Given problem: Pull out every line of the material below that contains the word "price".
───
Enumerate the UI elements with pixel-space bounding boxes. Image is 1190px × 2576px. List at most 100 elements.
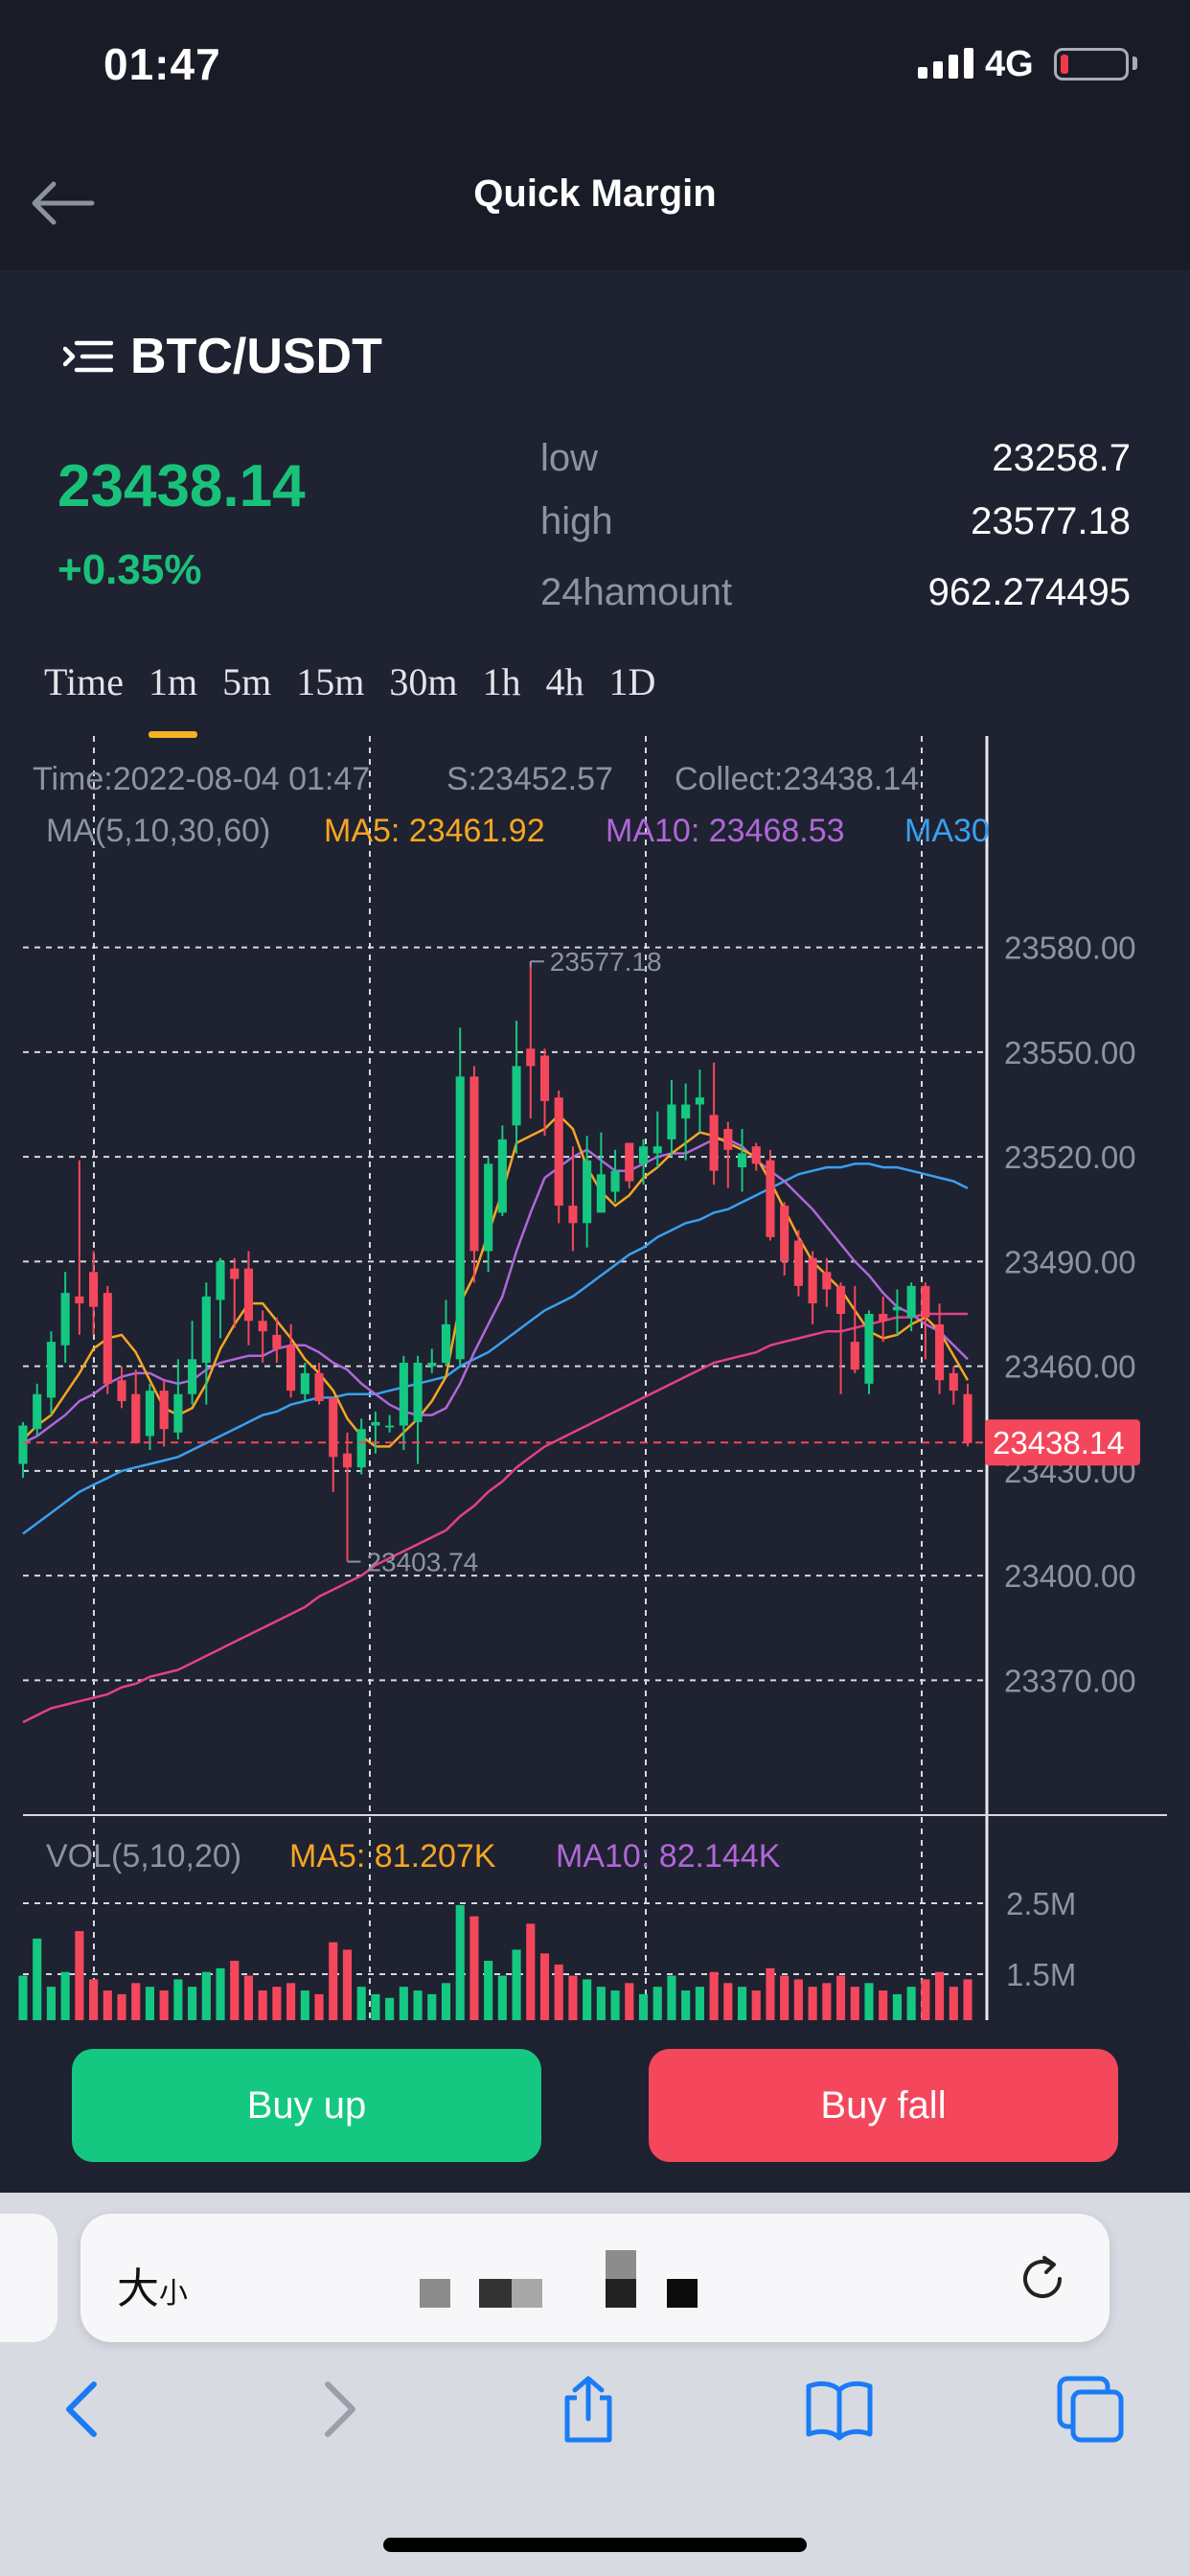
volume-bar [766,1967,775,2020]
tab-4h[interactable]: 4h [545,660,584,703]
volume-bar [835,1975,846,2020]
bookmarks-icon[interactable] [805,2375,874,2444]
volume-bar [314,1993,324,2020]
candle-up [638,1146,649,1164]
volume-bar [596,1987,606,2020]
candle-up [201,1296,211,1363]
candle-down [879,1314,888,1322]
candle-up [371,1421,380,1426]
volume-bar [89,1979,99,2020]
volume-bar [892,1993,902,2020]
tab-time[interactable]: Time [44,660,125,703]
previous-tab-card[interactable] [0,2214,57,2342]
menu-list-icon[interactable] [63,335,113,378]
volume-bar [554,1964,563,2020]
tab-5m[interactable]: 5m [222,660,272,703]
text-size-button[interactable]: 大小 [117,2254,188,2315]
volume-bar [808,1987,817,2020]
price-tick-label: 23520.00 [1004,1139,1136,1175]
volume-bar [935,1971,945,2020]
candle-up [596,1174,606,1213]
volume-bar [159,1990,169,2020]
volume-bar [793,1979,803,2020]
volume-bar [751,1990,761,2020]
stat-low-value: 23258.7 [992,437,1131,479]
pair-selector[interactable]: BTC/USDT [63,328,382,385]
volume-bar [145,1987,155,2020]
share-icon[interactable] [554,2375,623,2444]
reload-icon[interactable] [1018,2252,1071,2306]
kline-chart-canvas[interactable]: 23580.00 23550.00 23520.00 23490.00 23460.00… [0,736,1190,2020]
tab-1m[interactable]: 1m [149,659,198,738]
volume-bar [963,1979,973,2020]
volume-bar [46,1987,56,2020]
current-price-tag [985,1419,1140,1466]
buy-fall-button[interactable]: Buy fall [649,2049,1118,2162]
tab-1h[interactable]: 1h [482,660,521,703]
volume-bar [949,1987,958,2020]
volume-bar [497,1975,507,2020]
ma-legend-label: MA(5,10,30,60) [46,813,271,849]
candle-up [60,1293,70,1346]
browser-forward-icon[interactable] [305,2375,374,2444]
volume-bar [201,1971,211,2020]
candle-down [949,1372,958,1392]
ma10-legend: MA10: 23468.53 [606,813,845,849]
price-change: +0.35% [57,546,202,593]
candle-up [33,1393,42,1430]
price-tick-label: 23580.00 [1004,931,1136,966]
volume-bar [780,1975,790,2020]
kline-chart[interactable]: 23580.00 23550.00 23520.00 23490.00 23460.00… [0,736,1190,2020]
candle-down [258,1321,267,1332]
volume-bar [258,1990,267,2020]
tab-1d[interactable]: 1D [608,660,656,703]
url-pixelated [420,2250,698,2308]
volume-bar [921,1979,930,2020]
candle-down [89,1272,99,1307]
tabs-icon[interactable] [1056,2375,1125,2444]
candle-down [963,1393,973,1443]
candle-up [583,1160,592,1224]
candle-up [892,1306,902,1311]
tab-30m[interactable]: 30m [389,660,458,703]
stat-high-label: high [540,500,613,542]
browser-back-icon[interactable] [48,2375,117,2444]
volume-bar [230,1961,240,2020]
candle-up [737,1153,747,1168]
browser-toolbar: 大小 [0,2193,1190,2576]
candle-up [667,1104,676,1139]
volume-bar [709,1971,719,2020]
volume-tick-label: 1.5M [1006,1957,1076,1992]
address-bar[interactable]: 大小 [80,2214,1110,2342]
arrow-left-icon[interactable] [29,180,96,226]
volume-bar [737,1987,747,2020]
chart-collect-info: Collect:23438.14 [675,761,920,797]
text-size-large: 大 [117,2265,159,2313]
status-bar: 01:47 4G [0,0,1190,134]
vol-ma5-legend: MA5: 81.207K [289,1838,496,1874]
volume-bar [117,1993,126,2020]
candle-down [526,1048,536,1067]
volume-bar [356,1987,366,2020]
candle-up [145,1391,155,1437]
candle-up [399,1362,408,1426]
candle-down [243,1268,254,1322]
volume-bar [652,1987,662,2020]
tab-15m[interactable]: 15m [296,660,365,703]
high-marker-label: 23577.18 [550,947,662,977]
price-tick-label: 23460.00 [1004,1349,1136,1385]
network-type: 4G [985,44,1034,84]
volume-bar [413,1990,423,2020]
volume-bar [906,1987,916,2020]
candle-up [413,1362,423,1422]
candle-down [75,1296,84,1304]
volume-bar [610,1990,620,2020]
candle-up [18,1425,28,1464]
volume-bar [286,1983,296,2020]
volume-bar [385,1997,395,2020]
candle-up [385,1425,395,1428]
volume-bar [243,1975,254,2020]
page-title: Quick Margin [473,172,717,215]
candle-up [864,1314,874,1384]
buy-up-button[interactable]: Buy up [72,2049,541,2162]
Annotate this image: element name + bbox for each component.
───
The response:
price-tick-label: 23520.00 [1004,1139,1136,1175]
current-price-tag [985,1419,1140,1466]
price-change: +0.35% [57,546,202,593]
price-tick-label: 23580.00 [1004,931,1136,966]
price-tick-label: 23460.00 [1004,1349,1136,1385]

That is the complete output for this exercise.